# What to work on
Count the lines in the data below that contain the string "axis", with case treated as significant. Output only the count.

[Bounding box annotations]
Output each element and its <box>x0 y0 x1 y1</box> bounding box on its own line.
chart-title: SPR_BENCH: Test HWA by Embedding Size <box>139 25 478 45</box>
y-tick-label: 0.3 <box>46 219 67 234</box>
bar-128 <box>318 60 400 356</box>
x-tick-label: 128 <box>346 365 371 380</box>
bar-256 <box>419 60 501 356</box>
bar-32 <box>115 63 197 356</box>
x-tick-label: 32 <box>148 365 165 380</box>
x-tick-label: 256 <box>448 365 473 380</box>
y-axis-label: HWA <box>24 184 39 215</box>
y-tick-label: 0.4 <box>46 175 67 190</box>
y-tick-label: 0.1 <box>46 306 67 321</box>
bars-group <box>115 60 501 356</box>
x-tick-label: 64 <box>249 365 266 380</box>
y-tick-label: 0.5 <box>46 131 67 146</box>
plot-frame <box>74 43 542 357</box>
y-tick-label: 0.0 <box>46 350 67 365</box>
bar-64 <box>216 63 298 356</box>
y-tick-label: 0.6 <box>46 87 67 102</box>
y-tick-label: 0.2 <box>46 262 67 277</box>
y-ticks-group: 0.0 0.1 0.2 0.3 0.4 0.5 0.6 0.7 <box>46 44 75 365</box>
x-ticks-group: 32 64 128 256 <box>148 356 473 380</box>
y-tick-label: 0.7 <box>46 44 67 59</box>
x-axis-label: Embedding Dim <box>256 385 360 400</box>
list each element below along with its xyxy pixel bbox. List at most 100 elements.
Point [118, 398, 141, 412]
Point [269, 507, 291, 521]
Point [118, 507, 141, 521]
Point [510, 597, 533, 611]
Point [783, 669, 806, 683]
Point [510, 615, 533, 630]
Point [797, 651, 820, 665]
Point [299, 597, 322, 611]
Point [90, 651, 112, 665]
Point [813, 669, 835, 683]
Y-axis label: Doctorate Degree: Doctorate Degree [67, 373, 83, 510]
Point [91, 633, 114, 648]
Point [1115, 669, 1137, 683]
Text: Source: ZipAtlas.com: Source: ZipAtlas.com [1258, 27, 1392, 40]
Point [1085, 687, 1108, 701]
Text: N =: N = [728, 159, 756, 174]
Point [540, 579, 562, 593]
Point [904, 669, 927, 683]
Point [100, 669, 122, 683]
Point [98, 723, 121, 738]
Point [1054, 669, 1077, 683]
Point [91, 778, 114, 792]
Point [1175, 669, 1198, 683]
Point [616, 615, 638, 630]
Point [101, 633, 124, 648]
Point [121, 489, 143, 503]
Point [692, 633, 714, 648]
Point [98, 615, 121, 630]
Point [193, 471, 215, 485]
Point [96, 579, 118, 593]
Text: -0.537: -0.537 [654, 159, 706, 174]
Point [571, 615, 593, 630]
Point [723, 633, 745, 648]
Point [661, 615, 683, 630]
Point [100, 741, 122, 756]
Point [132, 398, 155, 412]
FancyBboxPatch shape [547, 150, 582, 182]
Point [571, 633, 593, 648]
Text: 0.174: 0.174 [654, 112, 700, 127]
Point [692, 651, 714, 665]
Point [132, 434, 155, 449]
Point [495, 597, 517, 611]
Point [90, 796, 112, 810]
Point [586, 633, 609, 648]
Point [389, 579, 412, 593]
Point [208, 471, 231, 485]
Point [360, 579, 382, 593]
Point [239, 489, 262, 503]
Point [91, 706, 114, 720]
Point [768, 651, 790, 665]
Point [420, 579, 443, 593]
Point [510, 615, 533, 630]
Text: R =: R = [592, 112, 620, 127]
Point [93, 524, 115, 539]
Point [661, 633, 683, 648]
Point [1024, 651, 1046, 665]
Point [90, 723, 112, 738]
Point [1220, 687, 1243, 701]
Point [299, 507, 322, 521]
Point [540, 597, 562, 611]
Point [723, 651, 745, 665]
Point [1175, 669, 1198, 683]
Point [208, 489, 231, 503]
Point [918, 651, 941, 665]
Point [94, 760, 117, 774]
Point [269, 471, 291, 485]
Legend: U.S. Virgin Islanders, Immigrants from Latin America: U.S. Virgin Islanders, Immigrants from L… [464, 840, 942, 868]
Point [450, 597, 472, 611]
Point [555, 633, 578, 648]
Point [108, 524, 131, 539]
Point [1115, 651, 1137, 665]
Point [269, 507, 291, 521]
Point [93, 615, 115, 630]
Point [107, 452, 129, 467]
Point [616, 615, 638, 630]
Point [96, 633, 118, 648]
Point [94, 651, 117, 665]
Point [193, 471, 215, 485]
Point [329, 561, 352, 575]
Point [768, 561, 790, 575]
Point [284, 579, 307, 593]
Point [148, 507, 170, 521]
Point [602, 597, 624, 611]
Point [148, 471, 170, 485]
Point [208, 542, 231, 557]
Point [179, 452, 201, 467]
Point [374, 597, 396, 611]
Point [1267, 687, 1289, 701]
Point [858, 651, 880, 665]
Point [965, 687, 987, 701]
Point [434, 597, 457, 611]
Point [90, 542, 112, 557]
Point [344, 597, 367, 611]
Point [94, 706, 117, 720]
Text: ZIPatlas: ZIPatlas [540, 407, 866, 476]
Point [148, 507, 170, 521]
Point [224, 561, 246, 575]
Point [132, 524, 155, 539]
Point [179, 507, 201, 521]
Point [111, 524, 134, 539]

# Answer to the problem
3